**PROBLEM STATEMENT**
Reproduce every record exactly as it appears, but not the pictures.

Data excerpts:
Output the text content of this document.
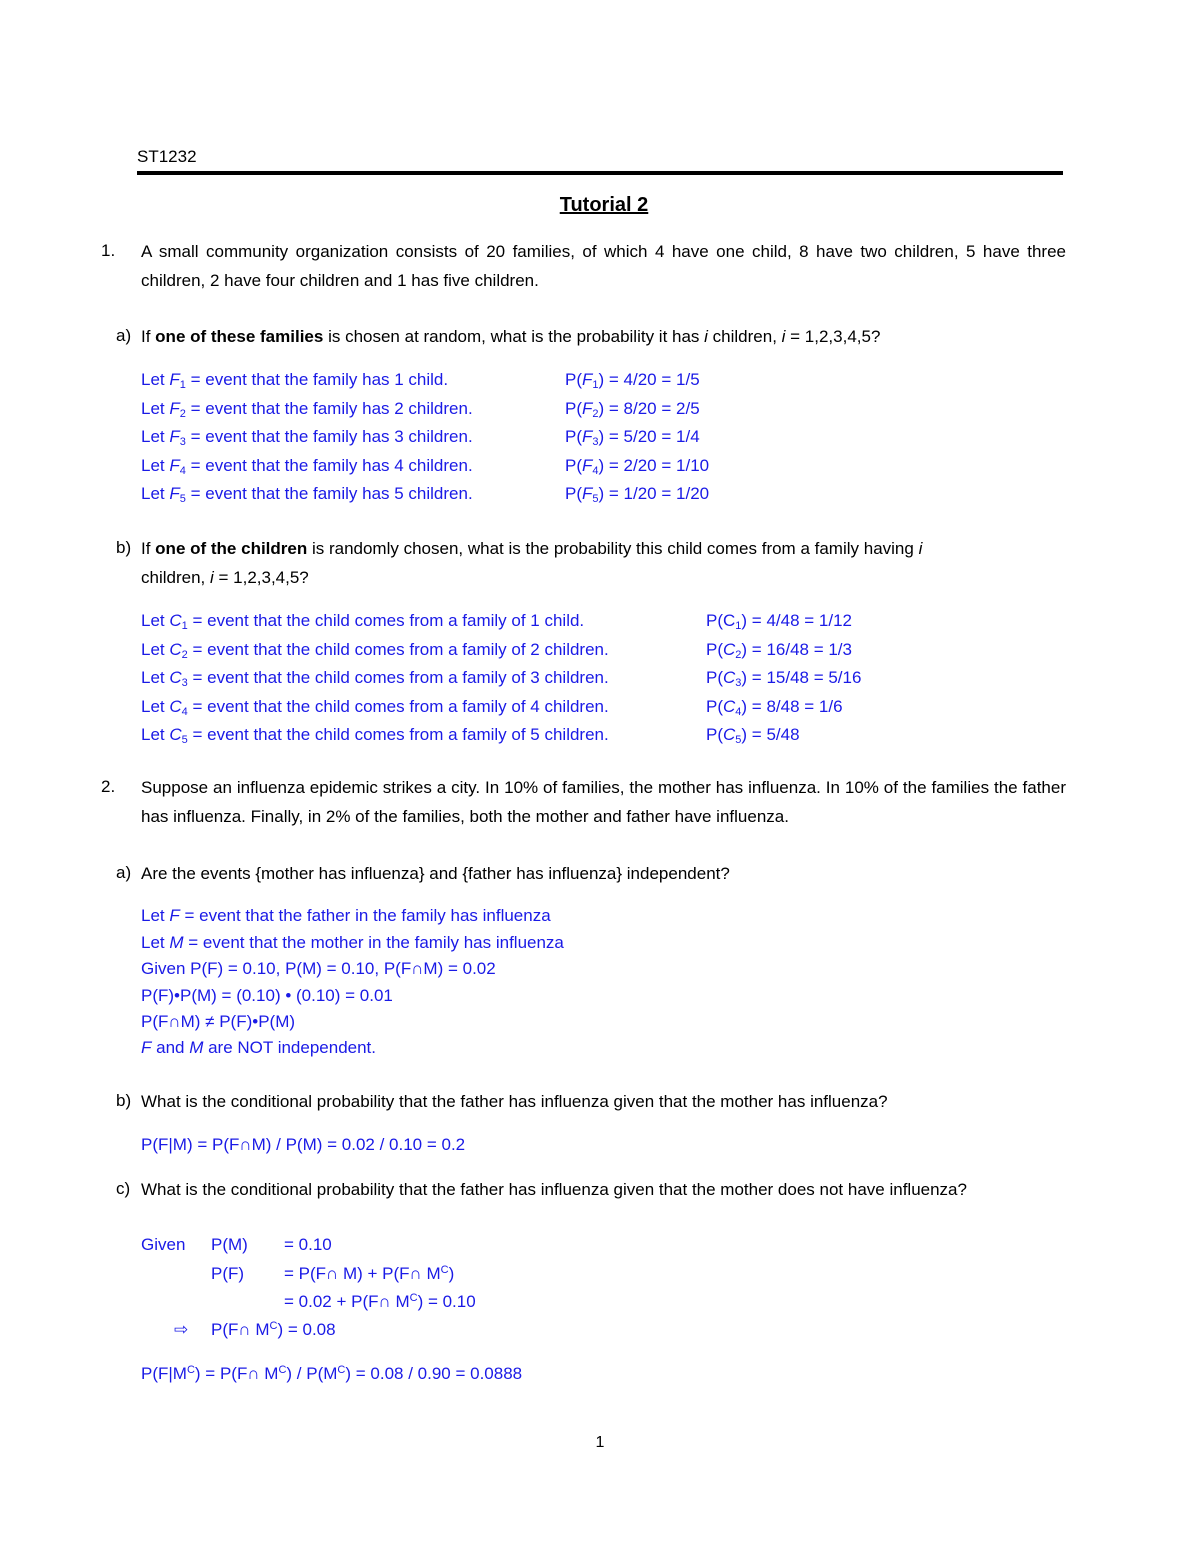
ST1232
Tutorial 2
1. A small community organization consists of 20 families, of which 4 have one child, 8 have two children, 5 have three children, 2 have four children and 1 has five children.
a) If one of these families is chosen at random, what is the probability it has i children, i = 1,2,3,4,5?
Let $F_1$ = event that the family has 1 child.	$P(F_1) = 4/20 = 1/5$
Let $F_2$ = event that the family has 2 children.	$P(F_2) = 8/20 = 2/5$
Let $F_3$ = event that the family has 3 children.	$P(F_3) = 5/20 = 1/4$
Let $F_4$ = event that the family has 4 children.	$P(F_4) = 2/20 = 1/10$
Let $F_5$ = event that the family has 5 children.	$P(F_5) = 1/20 = 1/20$
b) If one of the children is randomly chosen, what is the probability this child comes from a family having i
children, i = 1,2,3,4,5?
Let $C_1$ = event that the child comes from a family of 1 child.	$P(C_1) = 4/48 = 1/12$
Let $C_2$ = event that the child comes from a family of 2 children.	$P(C_2) = 16/48 = 1/3$
Let $C_3$ = event that the child comes from a family of 3 children.	$P(C_3) = 15/48 = 5/16$
Let $C_4$ = event that the child comes from a family of 4 children.	$P(C_4) = 8/48 = 1/6$
Let $C_5$ = event that the child comes from a family of 5 children.	$P(C_5) = 5/48$
2. Suppose an influenza epidemic strikes a city. In 10% of families, the mother has influenza. In 10% of the families the father has influenza. Finally, in 2% of the families, both the mother and father have influenza.
a) Are the events {mother has influenza} and {father has influenza} independent?
Let F = event that the father in the family has influenza
Let M = event that the mother in the family has influenza
Given P(F) = 0.10, P(M) = 0.10, P(F∩M) = 0.02
P(F)•P(M) = (0.10) • (0.10) = 0.01
P(F∩M) ≠ P(F)•P(M)
F and M are NOT independent.
b) What is the conditional probability that the father has influenza given that the mother has influenza?
P(F|M) = P(F∩M) / P(M) = 0.02 / 0.10 = 0.2
c) What is the conditional probability that the father has influenza given that the mother does not have influenza?
Given P(M) = 0.10
P(F) = P(F∩ M) + P(F∩ $M^C$)
= 0.02 + P(F∩ $M^C) = 0.10$
⇨ P(F∩ $M^C) = 0.08$
$P(F|M^C)$ = P(F∩ $M^C) / P(M^C) = 0.08 / 0.90 = 0.0888$
1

**EXERCISE ANSWER**
Output the text content of this document.
ST1232
Tutorial 2
1. A small community organization consists of 20 families, of which 4 have one child, 8 have two children, 5 have three children, 2 have four children and 1 has five children.
a) If one of these families is chosen at random, what is the probability it has i children, i = 1,2,3,4,5?
Let $F_1$ = event that the family has 1 child.	$P(F_1) = 4/20 = 1/5$
Let $F_2$ = event that the family has 2 children.	$P(F_2) = 8/20 = 2/5$
Let $F_3$ = event that the family has 3 children.	$P(F_3) = 5/20 = 1/4$
Let $F_4$ = event that the family has 4 children.	$P(F_4) = 2/20 = 1/10$
Let $F_5$ = event that the family has 5 children.	$P(F_5) = 1/20 = 1/20$
b) If one of the children is randomly chosen, what is the probability this child comes from a family having i
children, i = 1,2,3,4,5?
Let $C_1$ = event that the child comes from a family of 1 child.	$P(C_1) = 4/48 = 1/12$
Let $C_2$ = event that the child comes from a family of 2 children.	$P(C_2) = 16/48 = 1/3$
Let $C_3$ = event that the child comes from a family of 3 children.	$P(C_3) = 15/48 = 5/16$
Let $C_4$ = event that the child comes from a family of 4 children.	$P(C_4) = 8/48 = 1/6$
Let $C_5$ = event that the child comes from a family of 5 children.	$P(C_5) = 5/48$
2. Suppose an influenza epidemic strikes a city. In 10% of families, the mother has influenza. In 10% of the families the father has influenza. Finally, in 2% of the families, both the mother and father have influenza.
a) Are the events {mother has influenza} and {father has influenza} independent?
Let F = event that the father in the family has influenza
Let M = event that the mother in the family has influenza
Given P(F) = 0.10, P(M) = 0.10, P(F∩M) = 0.02
P(F)•P(M) = (0.10) • (0.10) = 0.01
P(F∩M) ≠ P(F)•P(M)
F and M are NOT independent.
b) What is the conditional probability that the father has influenza given that the mother has influenza?
P(F|M) = P(F∩M) / P(M) = 0.02 / 0.10 = 0.2
c) What is the conditional probability that the father has influenza given that the mother does not have influenza?
Given P(M) = 0.10
P(F) = P(F∩ M) + P(F∩ $M^C$)
= 0.02 + P(F∩ $M^C) = 0.10$
⇨ P(F∩ $M^C) = 0.08$
$P(F|M^C)$ = P(F∩ $M^C) / P(M^C) = 0.08 / 0.90 = 0.0888$
1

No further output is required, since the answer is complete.